** begin Rows **

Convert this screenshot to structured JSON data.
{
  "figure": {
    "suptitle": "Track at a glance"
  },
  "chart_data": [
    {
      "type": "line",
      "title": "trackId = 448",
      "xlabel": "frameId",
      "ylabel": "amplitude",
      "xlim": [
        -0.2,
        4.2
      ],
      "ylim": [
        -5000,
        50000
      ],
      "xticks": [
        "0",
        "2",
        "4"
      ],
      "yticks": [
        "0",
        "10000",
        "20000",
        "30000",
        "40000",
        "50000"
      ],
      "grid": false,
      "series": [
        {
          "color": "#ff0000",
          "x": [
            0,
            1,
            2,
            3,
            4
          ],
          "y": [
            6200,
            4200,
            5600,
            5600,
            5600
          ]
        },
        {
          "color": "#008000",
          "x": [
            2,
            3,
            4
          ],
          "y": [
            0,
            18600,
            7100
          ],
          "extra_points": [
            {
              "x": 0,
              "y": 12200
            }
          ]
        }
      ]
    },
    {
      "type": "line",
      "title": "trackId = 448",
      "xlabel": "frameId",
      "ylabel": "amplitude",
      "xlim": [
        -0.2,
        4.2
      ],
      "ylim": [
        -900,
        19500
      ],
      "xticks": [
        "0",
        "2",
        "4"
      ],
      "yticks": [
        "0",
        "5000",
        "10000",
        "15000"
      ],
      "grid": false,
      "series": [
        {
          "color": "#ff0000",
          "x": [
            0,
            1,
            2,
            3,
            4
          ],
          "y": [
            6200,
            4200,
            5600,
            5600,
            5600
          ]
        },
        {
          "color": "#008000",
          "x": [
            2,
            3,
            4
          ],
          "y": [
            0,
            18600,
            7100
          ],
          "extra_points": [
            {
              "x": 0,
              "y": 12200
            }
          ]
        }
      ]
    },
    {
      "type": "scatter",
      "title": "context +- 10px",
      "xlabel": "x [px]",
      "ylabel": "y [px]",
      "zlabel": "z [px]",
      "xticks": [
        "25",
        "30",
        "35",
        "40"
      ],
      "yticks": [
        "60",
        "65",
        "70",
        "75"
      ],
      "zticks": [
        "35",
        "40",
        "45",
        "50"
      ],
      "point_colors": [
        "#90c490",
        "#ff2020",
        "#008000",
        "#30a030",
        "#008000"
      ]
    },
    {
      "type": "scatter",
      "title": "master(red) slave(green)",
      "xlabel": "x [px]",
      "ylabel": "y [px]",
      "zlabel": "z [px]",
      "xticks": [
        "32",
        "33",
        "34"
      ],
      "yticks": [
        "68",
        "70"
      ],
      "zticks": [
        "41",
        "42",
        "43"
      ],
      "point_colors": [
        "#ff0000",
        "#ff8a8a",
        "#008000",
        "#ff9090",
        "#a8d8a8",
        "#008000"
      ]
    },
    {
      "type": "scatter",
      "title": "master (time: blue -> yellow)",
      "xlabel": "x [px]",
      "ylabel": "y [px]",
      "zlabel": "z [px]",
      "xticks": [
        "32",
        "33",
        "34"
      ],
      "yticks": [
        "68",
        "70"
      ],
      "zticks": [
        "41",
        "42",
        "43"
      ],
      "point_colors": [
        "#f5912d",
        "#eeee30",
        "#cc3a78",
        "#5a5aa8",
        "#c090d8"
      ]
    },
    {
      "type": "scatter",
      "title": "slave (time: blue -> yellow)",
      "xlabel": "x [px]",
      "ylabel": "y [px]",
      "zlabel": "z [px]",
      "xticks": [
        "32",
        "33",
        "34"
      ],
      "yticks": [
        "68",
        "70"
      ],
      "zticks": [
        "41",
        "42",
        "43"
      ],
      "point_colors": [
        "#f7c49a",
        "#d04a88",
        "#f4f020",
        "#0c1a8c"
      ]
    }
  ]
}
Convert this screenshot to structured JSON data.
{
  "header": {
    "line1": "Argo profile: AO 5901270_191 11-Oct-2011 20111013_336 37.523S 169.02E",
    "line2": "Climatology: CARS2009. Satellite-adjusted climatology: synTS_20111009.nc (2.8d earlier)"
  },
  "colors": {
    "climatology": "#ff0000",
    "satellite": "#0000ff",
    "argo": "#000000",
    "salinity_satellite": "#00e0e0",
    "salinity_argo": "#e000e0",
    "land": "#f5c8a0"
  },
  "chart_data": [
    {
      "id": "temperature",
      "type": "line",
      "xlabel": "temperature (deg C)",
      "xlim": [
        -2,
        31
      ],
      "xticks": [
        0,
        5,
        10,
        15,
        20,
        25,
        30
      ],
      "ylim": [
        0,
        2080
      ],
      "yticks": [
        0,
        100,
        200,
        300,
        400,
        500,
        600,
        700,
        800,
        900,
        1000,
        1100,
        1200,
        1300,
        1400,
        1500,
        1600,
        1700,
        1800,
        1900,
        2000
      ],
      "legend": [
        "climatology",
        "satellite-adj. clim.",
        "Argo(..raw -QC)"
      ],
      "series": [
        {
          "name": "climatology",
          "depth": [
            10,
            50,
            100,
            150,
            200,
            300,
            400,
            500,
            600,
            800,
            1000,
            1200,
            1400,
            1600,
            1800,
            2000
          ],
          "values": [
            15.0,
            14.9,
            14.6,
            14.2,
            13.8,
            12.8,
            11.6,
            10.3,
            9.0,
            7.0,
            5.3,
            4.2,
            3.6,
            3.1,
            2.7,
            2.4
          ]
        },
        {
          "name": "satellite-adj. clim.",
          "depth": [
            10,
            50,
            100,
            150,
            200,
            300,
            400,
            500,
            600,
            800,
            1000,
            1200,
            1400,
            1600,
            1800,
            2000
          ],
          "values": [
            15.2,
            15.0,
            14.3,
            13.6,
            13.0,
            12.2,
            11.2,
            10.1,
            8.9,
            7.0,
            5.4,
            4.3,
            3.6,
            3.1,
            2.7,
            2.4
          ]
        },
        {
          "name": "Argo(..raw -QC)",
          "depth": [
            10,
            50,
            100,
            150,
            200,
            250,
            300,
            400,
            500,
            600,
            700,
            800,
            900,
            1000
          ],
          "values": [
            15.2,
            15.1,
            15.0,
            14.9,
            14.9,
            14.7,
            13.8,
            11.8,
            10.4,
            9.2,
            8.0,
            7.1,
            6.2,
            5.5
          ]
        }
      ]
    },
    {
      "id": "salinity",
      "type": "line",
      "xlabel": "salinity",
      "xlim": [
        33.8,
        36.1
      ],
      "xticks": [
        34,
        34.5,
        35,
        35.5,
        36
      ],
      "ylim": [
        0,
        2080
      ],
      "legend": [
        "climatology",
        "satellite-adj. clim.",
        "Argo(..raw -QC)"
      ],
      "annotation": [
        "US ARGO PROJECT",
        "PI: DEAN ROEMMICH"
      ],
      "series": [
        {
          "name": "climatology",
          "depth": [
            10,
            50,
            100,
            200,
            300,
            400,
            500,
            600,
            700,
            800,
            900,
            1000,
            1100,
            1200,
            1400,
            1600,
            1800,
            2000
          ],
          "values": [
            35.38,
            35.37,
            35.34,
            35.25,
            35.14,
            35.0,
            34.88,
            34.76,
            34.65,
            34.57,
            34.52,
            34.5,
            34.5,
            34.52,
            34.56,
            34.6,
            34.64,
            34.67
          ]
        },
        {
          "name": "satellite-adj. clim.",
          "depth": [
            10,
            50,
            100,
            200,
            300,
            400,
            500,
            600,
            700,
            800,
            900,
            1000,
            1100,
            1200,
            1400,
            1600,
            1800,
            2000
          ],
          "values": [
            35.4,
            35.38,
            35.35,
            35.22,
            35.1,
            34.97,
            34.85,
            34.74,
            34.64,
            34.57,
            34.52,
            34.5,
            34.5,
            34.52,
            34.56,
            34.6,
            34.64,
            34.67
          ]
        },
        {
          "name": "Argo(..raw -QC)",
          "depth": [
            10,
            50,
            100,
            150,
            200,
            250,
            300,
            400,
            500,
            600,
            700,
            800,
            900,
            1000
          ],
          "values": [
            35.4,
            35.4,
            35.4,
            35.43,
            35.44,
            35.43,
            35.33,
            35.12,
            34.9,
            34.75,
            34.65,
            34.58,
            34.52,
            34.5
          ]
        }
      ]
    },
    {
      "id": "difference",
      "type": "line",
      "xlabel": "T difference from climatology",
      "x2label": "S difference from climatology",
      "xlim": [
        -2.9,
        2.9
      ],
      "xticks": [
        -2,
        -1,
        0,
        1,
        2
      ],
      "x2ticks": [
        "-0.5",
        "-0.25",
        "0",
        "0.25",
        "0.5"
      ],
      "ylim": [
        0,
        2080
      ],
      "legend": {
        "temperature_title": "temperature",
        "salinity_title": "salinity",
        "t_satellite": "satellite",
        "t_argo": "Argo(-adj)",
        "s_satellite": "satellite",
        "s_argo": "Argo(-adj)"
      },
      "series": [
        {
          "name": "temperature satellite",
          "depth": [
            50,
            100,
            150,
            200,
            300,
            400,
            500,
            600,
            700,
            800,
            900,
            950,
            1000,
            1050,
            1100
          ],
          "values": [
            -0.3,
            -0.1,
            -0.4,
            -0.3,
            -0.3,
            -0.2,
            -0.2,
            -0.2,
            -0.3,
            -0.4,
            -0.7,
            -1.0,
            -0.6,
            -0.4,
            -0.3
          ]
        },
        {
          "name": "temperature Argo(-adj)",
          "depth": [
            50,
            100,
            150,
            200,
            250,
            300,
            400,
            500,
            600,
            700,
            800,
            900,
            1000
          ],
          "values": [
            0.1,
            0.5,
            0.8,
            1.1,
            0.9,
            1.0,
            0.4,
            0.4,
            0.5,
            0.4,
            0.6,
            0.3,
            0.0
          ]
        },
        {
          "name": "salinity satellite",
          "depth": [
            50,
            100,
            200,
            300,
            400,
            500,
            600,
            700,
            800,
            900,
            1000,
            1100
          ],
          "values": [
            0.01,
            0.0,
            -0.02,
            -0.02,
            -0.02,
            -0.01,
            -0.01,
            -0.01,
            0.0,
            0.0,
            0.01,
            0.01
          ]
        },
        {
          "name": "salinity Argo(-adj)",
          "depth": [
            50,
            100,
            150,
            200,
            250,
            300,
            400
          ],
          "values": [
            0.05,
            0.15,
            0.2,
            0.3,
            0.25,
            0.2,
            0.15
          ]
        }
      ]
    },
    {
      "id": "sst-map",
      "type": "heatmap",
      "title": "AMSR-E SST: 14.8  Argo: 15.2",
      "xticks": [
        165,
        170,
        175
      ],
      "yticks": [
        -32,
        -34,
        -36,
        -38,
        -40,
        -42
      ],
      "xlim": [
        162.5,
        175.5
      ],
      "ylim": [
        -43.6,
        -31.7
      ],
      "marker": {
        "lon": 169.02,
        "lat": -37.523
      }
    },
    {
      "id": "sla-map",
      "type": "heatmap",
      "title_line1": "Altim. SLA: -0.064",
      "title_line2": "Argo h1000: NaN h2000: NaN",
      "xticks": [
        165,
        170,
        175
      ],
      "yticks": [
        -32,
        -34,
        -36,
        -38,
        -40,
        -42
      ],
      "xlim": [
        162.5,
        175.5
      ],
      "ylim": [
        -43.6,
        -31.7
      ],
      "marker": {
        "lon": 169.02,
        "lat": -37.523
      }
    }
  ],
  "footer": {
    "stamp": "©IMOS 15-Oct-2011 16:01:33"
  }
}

** end Rows **

What the exercise asks: Scan the listing above. Gather each line that contains the word "time".

Full answer:
      "title": "master (time: blue -> yellow)",
      "title": "slave (time: blue -> yellow)",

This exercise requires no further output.